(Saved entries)
================
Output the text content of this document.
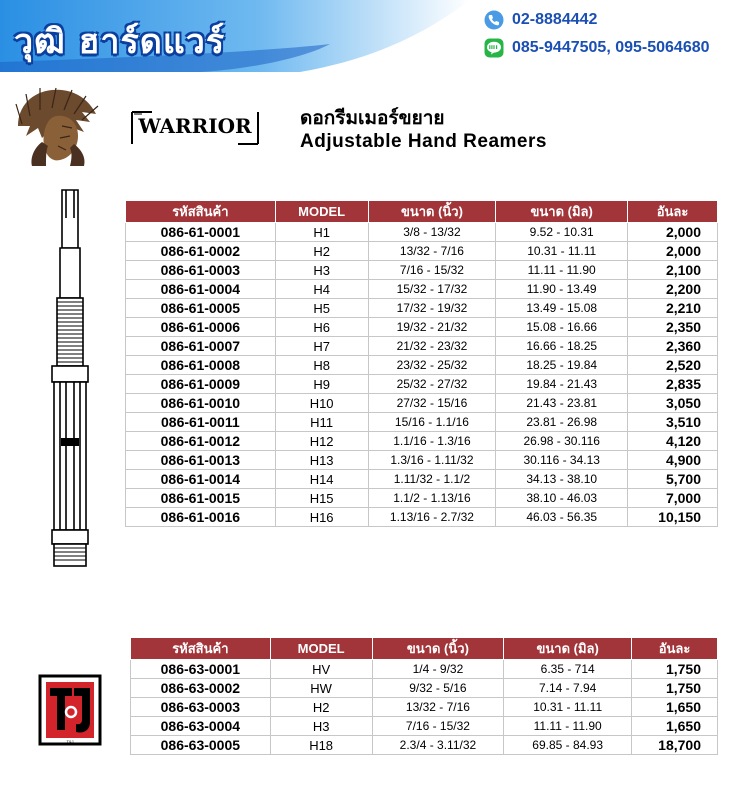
วุฒิ ฮาร์ดแวร์
02-8884442
085-9447505, 095-5064680
WARRIOR	ดอกรีมเมอร์ขยาย
Adjustable Hand Reamers
รหัสสินค้า	MODEL	ขนาด (นิ้ว)	ขนาด (มิล)	อันละ
086-61-0001	H1	3/8 - 13/32	9.52 - 10.31	2,000
086-61-0002	H2	13/32 - 7/16	10.31 - 11.11	2,000
086-61-0003	H3	7/16 - 15/32	11.11 - 11.90	2,100
086-61-0004	H4	15/32 - 17/32	11.90 - 13.49	2,200
086-61-0005	H5	17/32 - 19/32	13.49 - 15.08	2,210
086-61-0006	H6	19/32 - 21/32	15.08 - 16.66	2,350
086-61-0007	H7	21/32 - 23/32	16.66 - 18.25	2,360
086-61-0008	H8	23/32 - 25/32	18.25 - 19.84	2,520
086-61-0009	H9	25/32 - 27/32	19.84 - 21.43	2,835
086-61-0010	H10	27/32 - 15/16	21.43 - 23.81	3,050
086-61-0011	H11	15/16 - 1.1/16	23.81 - 26.98	3,510
086-61-0012	H12	1.1/16 - 1.3/16	26.98 - 30.116	4,120
086-61-0013	H13	1.3/16 - 1.11/32	30.116 - 34.13	4,900
086-61-0014	H14	1.11/32 - 1.1/2	34.13 - 38.10	5,700
086-61-0015	H15	1.1/2 - 1.13/16	38.10 - 46.03	7,000
086-61-0016	H16	1.13/16 - 2.7/32	46.03 - 56.35	10,150
รหัสสินค้า	MODEL	ขนาด (นิ้ว)	ขนาด (มิล)	อันละ
086-63-0001	HV	1/4 - 9/32	6.35 - 714	1,750
086-63-0002	HW	9/32 - 5/16	7.14 - 7.94	1,750
086-63-0003	H2	13/32 - 7/16	10.31 - 11.11	1,650
086-63-0004	H3	7/16 - 15/32	11.11 - 11.90	1,650
086-63-0005	H18	2.3/4 - 3.11/32	69.85 - 84.93	18,700
T&J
================
> **The request**: Each record above must be returned exactly as written, with its pictures omitted.

> **Exercise response**:
Output the text content of this document.
วุฒิ ฮาร์ดแวร์
02-8884442
085-9447505, 095-5064680
WARRIOR	ดอกรีมเมอร์ขยาย
Adjustable Hand Reamers
รหัสสินค้า	MODEL	ขนาด (นิ้ว)	ขนาด (มิล)	อันละ
086-61-0001	H1	3/8 - 13/32	9.52 - 10.31	2,000
086-61-0002	H2	13/32 - 7/16	10.31 - 11.11	2,000
086-61-0003	H3	7/16 - 15/32	11.11 - 11.90	2,100
086-61-0004	H4	15/32 - 17/32	11.90 - 13.49	2,200
086-61-0005	H5	17/32 - 19/32	13.49 - 15.08	2,210
086-61-0006	H6	19/32 - 21/32	15.08 - 16.66	2,350
086-61-0007	H7	21/32 - 23/32	16.66 - 18.25	2,360
086-61-0008	H8	23/32 - 25/32	18.25 - 19.84	2,520
086-61-0009	H9	25/32 - 27/32	19.84 - 21.43	2,835
086-61-0010	H10	27/32 - 15/16	21.43 - 23.81	3,050
086-61-0011	H11	15/16 - 1.1/16	23.81 - 26.98	3,510
086-61-0012	H12	1.1/16 - 1.3/16	26.98 - 30.116	4,120
086-61-0013	H13	1.3/16 - 1.11/32	30.116 - 34.13	4,900
086-61-0014	H14	1.11/32 - 1.1/2	34.13 - 38.10	5,700
086-61-0015	H15	1.1/2 - 1.13/16	38.10 - 46.03	7,000
086-61-0016	H16	1.13/16 - 2.7/32	46.03 - 56.35	10,150
รหัสสินค้า	MODEL	ขนาด (นิ้ว)	ขนาด (มิล)	อันละ
086-63-0001	HV	1/4 - 9/32	6.35 - 714	1,750
086-63-0002	HW	9/32 - 5/16	7.14 - 7.94	1,750
086-63-0003	H2	13/32 - 7/16	10.31 - 11.11	1,650
086-63-0004	H3	7/16 - 15/32	11.11 - 11.90	1,650
086-63-0005	H18	2.3/4 - 3.11/32	69.85 - 84.93	18,700
T&J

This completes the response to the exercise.